>> begin Supplied entries

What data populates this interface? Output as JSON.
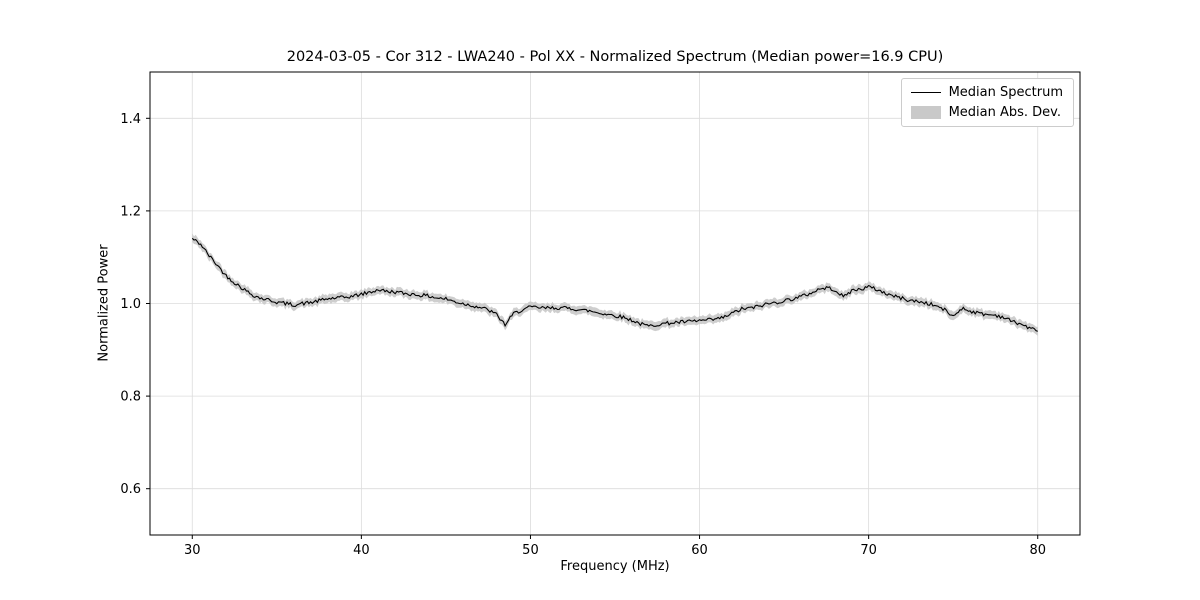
{
  "chart_data": {
    "type": "line",
    "title": "2024-03-05 - Cor 312 - LWA240 - Pol XX - Normalized Spectrum (Median power=16.9 CPU)",
    "xlabel": "Frequency (MHz)",
    "ylabel": "Normalized Power",
    "xlim": [
      27.5,
      82.5
    ],
    "ylim": [
      0.5,
      1.5
    ],
    "xticks": [
      30,
      40,
      50,
      60,
      70,
      80
    ],
    "yticks": [
      0.6,
      0.8,
      1.0,
      1.2,
      1.4
    ],
    "grid": true,
    "grid_color": "#dcdcdc",
    "background": "#ffffff",
    "band_color": "#c9c9c9",
    "band_halfwidth": 0.009,
    "noise_amplitude": 0.004,
    "legend": {
      "position": "upper right",
      "items": [
        {
          "label": "Median Spectrum",
          "type": "line",
          "color": "#000000"
        },
        {
          "label": "Median Abs. Dev.",
          "type": "band",
          "color": "#c9c9c9"
        }
      ]
    },
    "series": [
      {
        "name": "Median Spectrum",
        "color": "#000000",
        "x_start": 30,
        "x_step": 0.5,
        "y": [
          1.14,
          1.128,
          1.103,
          1.082,
          1.06,
          1.045,
          1.032,
          1.02,
          1.012,
          1.008,
          1.003,
          1.0,
          0.997,
          1.0,
          1.002,
          1.006,
          1.01,
          1.012,
          1.013,
          1.016,
          1.02,
          1.024,
          1.03,
          1.026,
          1.025,
          1.022,
          1.02,
          1.018,
          1.016,
          1.012,
          1.01,
          1.004,
          1.0,
          0.996,
          0.992,
          0.986,
          0.976,
          0.954,
          0.978,
          0.986,
          0.992,
          0.991,
          0.99,
          0.991,
          0.99,
          0.989,
          0.986,
          0.984,
          0.98,
          0.977,
          0.974,
          0.97,
          0.964,
          0.956,
          0.951,
          0.955,
          0.957,
          0.959,
          0.96,
          0.961,
          0.963,
          0.964,
          0.966,
          0.971,
          0.98,
          0.988,
          0.99,
          0.994,
          0.999,
          1.002,
          1.006,
          1.01,
          1.015,
          1.021,
          1.03,
          1.034,
          1.03,
          1.014,
          1.028,
          1.031,
          1.036,
          1.03,
          1.022,
          1.016,
          1.011,
          1.006,
          1.004,
          1.0,
          0.995,
          0.986,
          0.972,
          0.99,
          0.984,
          0.979,
          0.976,
          0.975,
          0.97,
          0.961,
          0.956,
          0.947,
          0.94
        ]
      }
    ]
  }
}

>> end Supplied entries

Requirement
Pictures excluded, quote all the data above exactly.

Result below
What data populates this interface? Output as JSON.
{
  "chart_data": {
    "type": "line",
    "title": "2024-03-05 - Cor 312 - LWA240 - Pol XX - Normalized Spectrum (Median power=16.9 CPU)",
    "xlabel": "Frequency (MHz)",
    "ylabel": "Normalized Power",
    "xlim": [
      27.5,
      82.5
    ],
    "ylim": [
      0.5,
      1.5
    ],
    "xticks": [
      30,
      40,
      50,
      60,
      70,
      80
    ],
    "yticks": [
      0.6,
      0.8,
      1.0,
      1.2,
      1.4
    ],
    "grid": true,
    "grid_color": "#dcdcdc",
    "background": "#ffffff",
    "band_color": "#c9c9c9",
    "band_halfwidth": 0.009,
    "noise_amplitude": 0.004,
    "legend": {
      "position": "upper right",
      "items": [
        {
          "label": "Median Spectrum",
          "type": "line",
          "color": "#000000"
        },
        {
          "label": "Median Abs. Dev.",
          "type": "band",
          "color": "#c9c9c9"
        }
      ]
    },
    "series": [
      {
        "name": "Median Spectrum",
        "color": "#000000",
        "x_start": 30,
        "x_step": 0.5,
        "y": [
          1.14,
          1.128,
          1.103,
          1.082,
          1.06,
          1.045,
          1.032,
          1.02,
          1.012,
          1.008,
          1.003,
          1.0,
          0.997,
          1.0,
          1.002,
          1.006,
          1.01,
          1.012,
          1.013,
          1.016,
          1.02,
          1.024,
          1.03,
          1.026,
          1.025,
          1.022,
          1.02,
          1.018,
          1.016,
          1.012,
          1.01,
          1.004,
          1.0,
          0.996,
          0.992,
          0.986,
          0.976,
          0.954,
          0.978,
          0.986,
          0.992,
          0.991,
          0.99,
          0.991,
          0.99,
          0.989,
          0.986,
          0.984,
          0.98,
          0.977,
          0.974,
          0.97,
          0.964,
          0.956,
          0.951,
          0.955,
          0.957,
          0.959,
          0.96,
          0.961,
          0.963,
          0.964,
          0.966,
          0.971,
          0.98,
          0.988,
          0.99,
          0.994,
          0.999,
          1.002,
          1.006,
          1.01,
          1.015,
          1.021,
          1.03,
          1.034,
          1.03,
          1.014,
          1.028,
          1.031,
          1.036,
          1.03,
          1.022,
          1.016,
          1.011,
          1.006,
          1.004,
          1.0,
          0.995,
          0.986,
          0.972,
          0.99,
          0.984,
          0.979,
          0.976,
          0.975,
          0.97,
          0.961,
          0.956,
          0.947,
          0.94
        ]
      }
    ]
  }
}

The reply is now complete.